TASK TO COMPLETE :: Please copy the stretch of material from the line containing "conjunction-text: Though (557, 261, 621, 281)" through the line containing "conjunction-text: While (557, 494, 605, 514)", swapping every "square-bullet-icon" for "bullet-marker" and leaving everything else unchanged.

DATA TO PROCESS ::
## Begin

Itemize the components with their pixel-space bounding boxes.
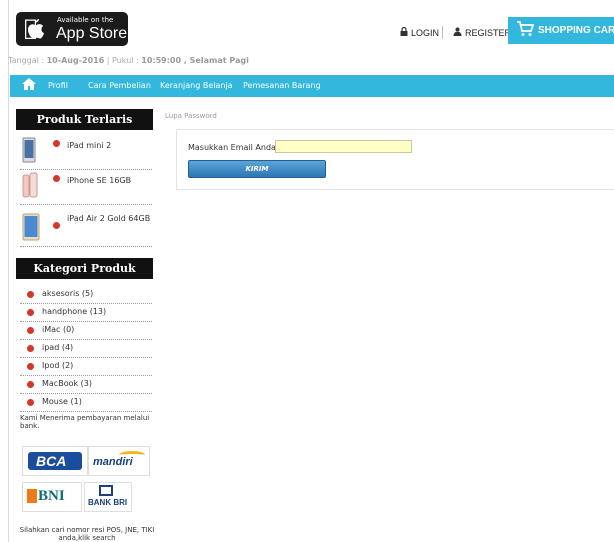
category-item-ipad[interactable]: ipad (4) bbox=[20, 340, 152, 358]
breadcrumb: Lupa Password bbox=[165, 112, 217, 120]
bullet-icon bbox=[27, 309, 34, 316]
date-value: 10-Aug-2016 bbox=[46, 56, 105, 65]
nav-item-pemesanan-barang[interactable]: Pemesanan Barang bbox=[243, 81, 321, 90]
time-label: | Pukul : bbox=[104, 56, 142, 65]
categories-title: Kategori Produk bbox=[16, 258, 153, 279]
date-label: Tanggal : bbox=[8, 56, 47, 65]
bank-mandiri-logo: mandiri bbox=[88, 446, 150, 476]
main-navigation: Profil Cara Pembelian Keranjang Belanja … bbox=[10, 75, 614, 97]
submit-button[interactable]: KIRIM bbox=[188, 160, 326, 178]
home-icon[interactable] bbox=[22, 78, 36, 94]
category-label[interactable]: iMac (0) bbox=[42, 325, 74, 334]
category-label[interactable]: Ipod (2) bbox=[42, 361, 73, 370]
bank-bni-label: BNI bbox=[38, 488, 65, 504]
category-label[interactable]: ipad (4) bbox=[42, 343, 73, 352]
bank-note: Kami Menerima pembayaran melalui bank. bbox=[20, 414, 150, 430]
bullet-icon bbox=[27, 381, 34, 388]
nav-item-profil[interactable]: Profil bbox=[48, 81, 68, 90]
bullet-icon bbox=[27, 327, 34, 334]
shopping-cart-button[interactable]: SHOPPING CART bbox=[508, 17, 614, 44]
bullet-icon bbox=[27, 399, 34, 406]
category-label[interactable]: handphone (13) bbox=[42, 307, 106, 316]
list-item[interactable]: iPad mini 2 bbox=[20, 135, 152, 170]
header-divider bbox=[442, 26, 443, 39]
login-link[interactable]: LOGIN bbox=[400, 26, 440, 38]
nav-item-cara-pembelian[interactable]: Cara Pembelian bbox=[88, 81, 151, 90]
appstore-big-text: App Store bbox=[56, 25, 128, 42]
forgot-password-form: Masukkan Email Anda KIRIM bbox=[176, 129, 614, 190]
register-label: REGISTER bbox=[465, 28, 512, 38]
product-name[interactable]: iPad mini 2 bbox=[67, 138, 153, 154]
category-item-macbook[interactable]: MacBook (3) bbox=[20, 376, 152, 394]
cart-icon bbox=[516, 21, 535, 41]
appstore-small-text: Available on the bbox=[57, 16, 114, 24]
category-label[interactable]: MacBook (3) bbox=[42, 379, 92, 388]
bullet-icon bbox=[27, 363, 34, 370]
ipad-air-image bbox=[22, 213, 40, 243]
nav-item-keranjang-belanja[interactable]: Keranjang Belanja bbox=[160, 81, 233, 90]
category-item-aksesoris[interactable]: aksesoris (5) bbox=[20, 286, 152, 304]
left-border bbox=[8, 0, 9, 542]
email-field[interactable] bbox=[275, 140, 412, 153]
greeting: , Selamat Pagi bbox=[181, 56, 249, 65]
bank-bca-logo: BCA bbox=[22, 446, 88, 476]
bullet-icon bbox=[53, 140, 60, 147]
bullet-icon bbox=[53, 222, 60, 229]
email-label: Masukkan Email Anda bbox=[188, 143, 276, 152]
category-item-mouse[interactable]: Mouse (1) bbox=[20, 394, 152, 412]
product-name[interactable]: iPhone SE 16GB bbox=[67, 173, 153, 189]
login-label: LOGIN bbox=[411, 28, 440, 38]
lock-icon bbox=[400, 26, 408, 38]
register-link[interactable]: REGISTER bbox=[453, 27, 511, 38]
list-item[interactable]: iPad Air 2 Gold 64GB bbox=[20, 208, 152, 247]
iphone-se-image bbox=[22, 172, 40, 202]
time-value: 10:59:00 bbox=[141, 56, 182, 65]
ipad-mini-image bbox=[22, 137, 40, 167]
bank-bni-logo: BNI bbox=[22, 482, 82, 512]
bank-bri-logo: BANK BRI bbox=[84, 482, 132, 512]
bank-bca-label: BCA bbox=[36, 453, 67, 469]
product-name[interactable]: iPad Air 2 Gold 64GB bbox=[67, 211, 153, 227]
category-item-imac[interactable]: iMac (0) bbox=[20, 322, 152, 340]
apple-logo-shape bbox=[25, 18, 45, 46]
list-item[interactable]: iPhone SE 16GB bbox=[20, 170, 152, 205]
bank-bri-label: BANK BRI bbox=[88, 498, 128, 507]
search-note: Silahkan cari nomor resi POS, JNE, TIKI … bbox=[19, 526, 155, 542]
user-icon bbox=[453, 27, 462, 38]
category-label[interactable]: Mouse (1) bbox=[42, 397, 82, 406]
bullet-icon bbox=[53, 175, 60, 182]
category-item-handphone[interactable]: handphone (13) bbox=[20, 304, 152, 322]
category-label[interactable]: aksesoris (5) bbox=[42, 289, 93, 298]
date-time-line: Tanggal : 10-Aug-2016 | Pukul : 10:59:00… bbox=[8, 56, 249, 65]
cart-label: SHOPPING CART bbox=[538, 25, 614, 36]
app-store-badge[interactable]:  Available on the App Store bbox=[16, 12, 128, 46]
bullet-icon bbox=[27, 291, 34, 298]
bullet-icon bbox=[27, 345, 34, 352]
category-item-ipod[interactable]: Ipod (2) bbox=[20, 358, 152, 376]
top-products-title: Produk Terlaris bbox=[16, 109, 153, 130]
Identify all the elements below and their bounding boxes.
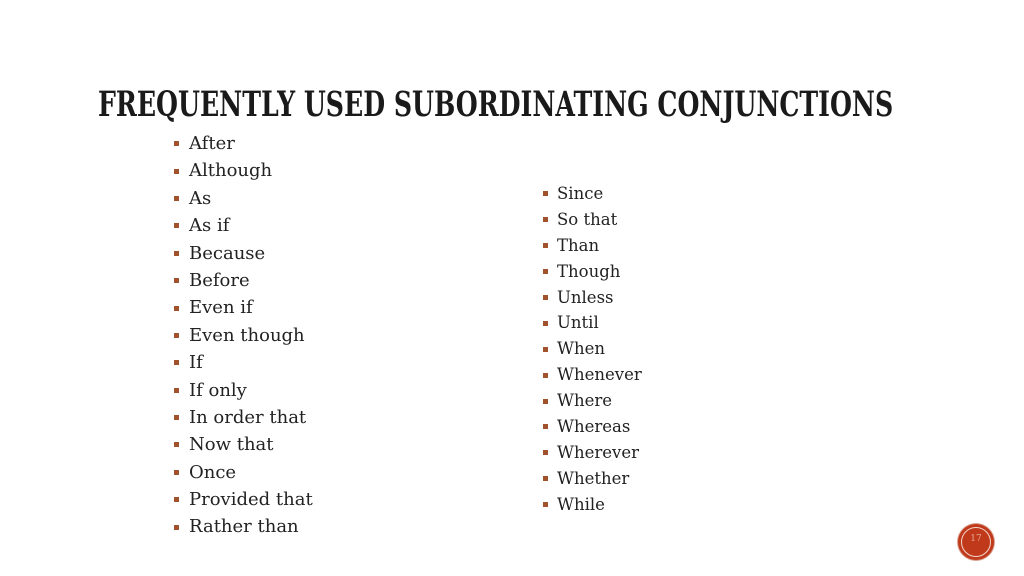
conjunction-text: Though (557, 261, 621, 281)
conjunction-text: Until (557, 313, 599, 333)
list-item: Once (174, 459, 313, 486)
conjunction-list-right: Since So that Than Though Unless Until When Whe… (543, 181, 642, 518)
conjunction-text: As if (189, 215, 230, 237)
list-item: If (174, 349, 313, 376)
slide-number: 17 (970, 534, 982, 544)
conjunction-text: As (189, 187, 212, 209)
conjunction-text: Whether (557, 468, 630, 488)
conjunction-list-left: After Although As As if Because Before Even if… (174, 130, 313, 541)
list-item: Where (543, 388, 642, 414)
list-item: Until (543, 310, 642, 336)
conjunction-text: After (189, 133, 235, 154)
slide-title: FREQUENTLY USED SUBORDINATING CONJUNCTIO… (98, 84, 894, 125)
list-item: In order that (174, 404, 313, 431)
square-bullet-icon (543, 424, 548, 430)
square-bullet-icon (174, 278, 179, 284)
square-bullet-icon (174, 387, 179, 393)
list-item: Although (174, 157, 313, 184)
square-bullet-icon (174, 332, 179, 338)
conjunction-text: If (189, 352, 203, 374)
conjunction-text: Even though (189, 324, 305, 346)
list-item: While (543, 492, 642, 518)
square-bullet-icon (174, 305, 179, 311)
conjunction-text: Unless (557, 287, 614, 307)
square-bullet-icon (543, 191, 548, 197)
list-item: So that (543, 207, 642, 233)
conjunction-text: Wherever (557, 442, 639, 462)
list-item: Rather than (174, 513, 313, 540)
square-bullet-icon (543, 269, 548, 275)
square-bullet-icon (174, 469, 179, 475)
list-item: Now that (174, 431, 313, 458)
conjunction-text: Although (189, 160, 273, 182)
list-item: Than (543, 233, 642, 259)
square-bullet-icon (543, 450, 548, 456)
list-item: Whenever (543, 362, 642, 388)
list-item: Since (543, 181, 642, 207)
conjunction-text: While (557, 494, 605, 514)
conjunction-text: Before (189, 269, 250, 291)
square-bullet-icon (543, 243, 548, 249)
square-bullet-icon (174, 168, 179, 174)
square-bullet-icon (543, 476, 548, 482)
conjunction-text: Once (189, 461, 237, 483)
square-bullet-icon (174, 195, 179, 201)
square-bullet-icon (174, 250, 179, 256)
square-bullet-icon (543, 502, 548, 508)
list-item: Provided that (174, 486, 313, 513)
list-item: Even though (174, 322, 313, 349)
square-bullet-icon (174, 497, 179, 503)
conjunction-text: If only (189, 379, 247, 401)
slide-number-badge: 17 (958, 524, 994, 560)
conjunction-text: Than (557, 235, 600, 255)
square-bullet-icon (543, 398, 548, 404)
square-bullet-icon (543, 295, 548, 300)
square-bullet-icon (543, 320, 548, 326)
conjunction-text: Since (557, 184, 604, 203)
conjunction-text: Where (557, 391, 613, 411)
list-item: Before (174, 267, 313, 294)
conjunction-text: Whenever (557, 365, 642, 385)
conjunction-text: Whereas (557, 417, 631, 437)
conjunction-text: So that (557, 209, 618, 229)
square-bullet-icon (543, 372, 548, 378)
list-item: Whether (543, 466, 642, 492)
list-item: Though (543, 259, 642, 285)
list-item: As (174, 185, 313, 212)
square-bullet-icon (174, 223, 179, 229)
list-item: Whereas (543, 414, 642, 440)
square-bullet-icon (174, 360, 179, 366)
list-item: If only (174, 377, 313, 404)
square-bullet-icon (543, 217, 548, 223)
conjunction-text: When (557, 339, 605, 359)
list-item: Unless (543, 285, 642, 311)
conjunction-text: Now that (189, 434, 274, 456)
list-item: Even if (174, 294, 313, 321)
conjunction-text: Even if (189, 297, 253, 319)
square-bullet-icon (174, 415, 179, 421)
square-bullet-icon (174, 524, 179, 530)
list-item: When (543, 336, 642, 362)
conjunction-text: Provided that (189, 489, 313, 511)
conjunction-text: Because (189, 242, 266, 264)
conjunction-text: Rather than (189, 516, 299, 538)
list-item: Because (174, 240, 313, 267)
square-bullet-icon (174, 141, 179, 147)
list-item: Wherever (543, 440, 642, 466)
list-item: After (174, 130, 313, 157)
list-item: As if (174, 212, 313, 239)
square-bullet-icon (174, 442, 179, 448)
square-bullet-icon (543, 346, 548, 352)
conjunction-text: In order that (189, 406, 307, 428)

## End

CORRECT RESPONSE ::
conjunction-text: Though (557, 261, 621, 281)
conjunction-text: Until (557, 313, 599, 333)
list-item: Once (174, 459, 313, 486)
conjunction-list-right: Since So that Than Though Unless Until When Whe… (543, 181, 642, 518)
conjunction-text: As if (189, 215, 230, 237)
list-item: If (174, 349, 313, 376)
slide-number: 17 (970, 534, 982, 544)
conjunction-text: As (189, 187, 212, 209)
conjunction-text: Whether (557, 468, 630, 488)
conjunction-list-left: After Although As As if Because Before Even if… (174, 130, 313, 541)
list-item: Where (543, 388, 642, 414)
list-item: Until (543, 310, 642, 336)
conjunction-text: After (189, 133, 235, 154)
slide-title: FREQUENTLY USED SUBORDINATING CONJUNCTIO… (98, 84, 894, 125)
list-item: In order that (174, 404, 313, 431)
bullet-marker (543, 424, 548, 430)
bullet-marker (174, 278, 179, 284)
bullet-marker (174, 387, 179, 393)
list-item: Although (174, 157, 313, 184)
bullet-marker (174, 332, 179, 338)
conjunction-text: If (189, 352, 203, 374)
conjunction-text: Even though (189, 324, 305, 346)
list-item: While (543, 492, 642, 518)
bullet-marker (174, 305, 179, 311)
conjunction-text: Unless (557, 287, 614, 307)
bullet-marker (543, 191, 548, 197)
list-item: So that (543, 207, 642, 233)
conjunction-text: Wherever (557, 442, 639, 462)
list-item: Rather than (174, 513, 313, 540)
bullet-marker (543, 269, 548, 275)
bullet-marker (174, 469, 179, 475)
list-item: Now that (174, 431, 313, 458)
conjunction-text: Although (189, 160, 273, 182)
list-item: Than (543, 233, 642, 259)
bullet-marker (543, 450, 548, 456)
list-item: Whenever (543, 362, 642, 388)
list-item: Since (543, 181, 642, 207)
conjunction-text: While (557, 494, 605, 514)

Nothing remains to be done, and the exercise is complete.